Given instruction >>
Gather each line in the entries that includes the string "document".
____ Data to process
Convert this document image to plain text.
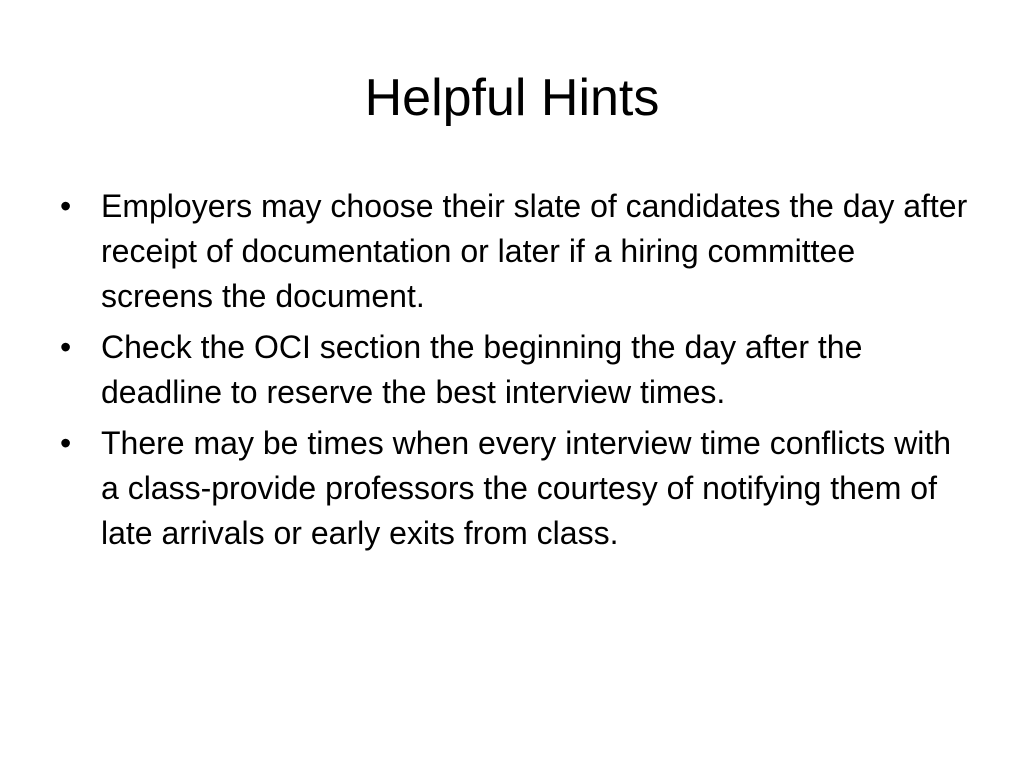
Helpful Hints
• Employers may choose their slate of candidates the day after receipt of documentation or later if a hiring committee screens the document.
• Check the OCI section the beginning the day after the deadline to reserve the best interview times.
• There may be times when every interview time conflicts with a class-provide professors the courtesy of notifying them of late arrivals or early exits from class.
________
Correct answer >>
Convert this document image to plain text.
• Employers may choose their slate of candidates the day after receipt of documentation or later if a hiring committee screens the document.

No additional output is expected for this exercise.